-- STORED ROWS start --
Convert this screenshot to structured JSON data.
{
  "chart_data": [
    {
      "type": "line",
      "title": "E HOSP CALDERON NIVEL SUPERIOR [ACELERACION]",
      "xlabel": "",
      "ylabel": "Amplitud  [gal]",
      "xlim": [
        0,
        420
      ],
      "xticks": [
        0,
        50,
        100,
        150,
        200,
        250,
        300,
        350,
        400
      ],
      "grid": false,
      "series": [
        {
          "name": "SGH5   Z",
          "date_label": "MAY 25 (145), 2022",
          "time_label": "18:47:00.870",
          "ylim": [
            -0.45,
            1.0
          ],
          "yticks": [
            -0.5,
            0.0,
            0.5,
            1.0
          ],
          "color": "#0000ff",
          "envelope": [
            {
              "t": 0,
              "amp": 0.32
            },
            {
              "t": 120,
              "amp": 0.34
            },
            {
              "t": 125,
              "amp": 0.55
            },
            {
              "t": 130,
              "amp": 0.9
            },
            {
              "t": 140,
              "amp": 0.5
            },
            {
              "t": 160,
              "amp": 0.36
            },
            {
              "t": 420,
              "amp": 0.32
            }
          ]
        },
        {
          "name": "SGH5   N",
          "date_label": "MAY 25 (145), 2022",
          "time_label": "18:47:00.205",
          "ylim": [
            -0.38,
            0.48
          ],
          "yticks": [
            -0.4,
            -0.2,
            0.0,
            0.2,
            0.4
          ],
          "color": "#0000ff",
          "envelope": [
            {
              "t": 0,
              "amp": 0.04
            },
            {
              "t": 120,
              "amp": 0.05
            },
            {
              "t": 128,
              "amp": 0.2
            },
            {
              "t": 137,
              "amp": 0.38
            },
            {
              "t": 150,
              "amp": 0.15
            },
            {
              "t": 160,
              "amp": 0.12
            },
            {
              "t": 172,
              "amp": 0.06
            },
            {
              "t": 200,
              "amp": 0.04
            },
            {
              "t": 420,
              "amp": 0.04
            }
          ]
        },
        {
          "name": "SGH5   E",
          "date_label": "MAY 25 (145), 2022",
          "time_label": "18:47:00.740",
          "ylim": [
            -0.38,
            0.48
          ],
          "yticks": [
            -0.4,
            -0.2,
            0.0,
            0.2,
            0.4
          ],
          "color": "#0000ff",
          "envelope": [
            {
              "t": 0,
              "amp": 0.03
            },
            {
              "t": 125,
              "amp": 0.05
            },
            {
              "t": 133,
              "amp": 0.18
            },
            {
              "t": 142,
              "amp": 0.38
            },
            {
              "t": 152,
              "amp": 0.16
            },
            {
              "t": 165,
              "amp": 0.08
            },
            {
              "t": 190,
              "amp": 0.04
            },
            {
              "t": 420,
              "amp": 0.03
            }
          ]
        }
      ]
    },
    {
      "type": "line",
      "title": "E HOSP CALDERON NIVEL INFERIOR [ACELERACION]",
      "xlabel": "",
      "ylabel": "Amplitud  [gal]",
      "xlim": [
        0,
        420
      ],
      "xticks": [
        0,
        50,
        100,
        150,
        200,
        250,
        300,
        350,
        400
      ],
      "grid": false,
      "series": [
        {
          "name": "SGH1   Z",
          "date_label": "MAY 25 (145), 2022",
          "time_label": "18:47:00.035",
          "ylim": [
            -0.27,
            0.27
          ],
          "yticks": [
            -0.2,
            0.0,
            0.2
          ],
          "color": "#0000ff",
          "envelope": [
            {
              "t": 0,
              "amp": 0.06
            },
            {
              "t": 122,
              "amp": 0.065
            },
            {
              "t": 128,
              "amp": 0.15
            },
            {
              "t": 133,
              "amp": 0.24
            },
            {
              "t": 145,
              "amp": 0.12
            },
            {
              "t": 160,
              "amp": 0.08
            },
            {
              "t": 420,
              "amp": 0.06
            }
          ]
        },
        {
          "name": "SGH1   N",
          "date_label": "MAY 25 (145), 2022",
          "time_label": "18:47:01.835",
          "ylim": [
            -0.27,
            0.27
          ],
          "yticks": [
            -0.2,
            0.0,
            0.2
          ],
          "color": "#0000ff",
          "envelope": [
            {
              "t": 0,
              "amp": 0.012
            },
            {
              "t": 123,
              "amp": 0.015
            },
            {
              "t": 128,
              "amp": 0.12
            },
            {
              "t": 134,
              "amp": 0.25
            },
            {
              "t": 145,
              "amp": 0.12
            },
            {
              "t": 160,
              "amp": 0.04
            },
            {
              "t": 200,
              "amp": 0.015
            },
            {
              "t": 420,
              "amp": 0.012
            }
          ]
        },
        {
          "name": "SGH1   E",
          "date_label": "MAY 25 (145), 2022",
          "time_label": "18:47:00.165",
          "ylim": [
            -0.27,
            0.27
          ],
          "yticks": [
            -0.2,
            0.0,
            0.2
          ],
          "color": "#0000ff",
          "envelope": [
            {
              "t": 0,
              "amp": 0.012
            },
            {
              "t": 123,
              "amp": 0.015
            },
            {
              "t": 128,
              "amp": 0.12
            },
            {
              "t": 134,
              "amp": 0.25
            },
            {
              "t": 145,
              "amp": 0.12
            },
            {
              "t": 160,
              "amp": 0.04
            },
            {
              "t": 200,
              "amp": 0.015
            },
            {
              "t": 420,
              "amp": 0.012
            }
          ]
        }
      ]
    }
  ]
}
-- STORED ROWS end --
_GIVEN EXERCISE_: Consider the entries above and return each line with the string "ACELERACION".

_TASK ANSWER_:
      "title": "E HOSP CALDERON NIVEL SUPERIOR [ACELERACION]",
      "title": "E HOSP CALDERON NIVEL INFERIOR [ACELERACION]",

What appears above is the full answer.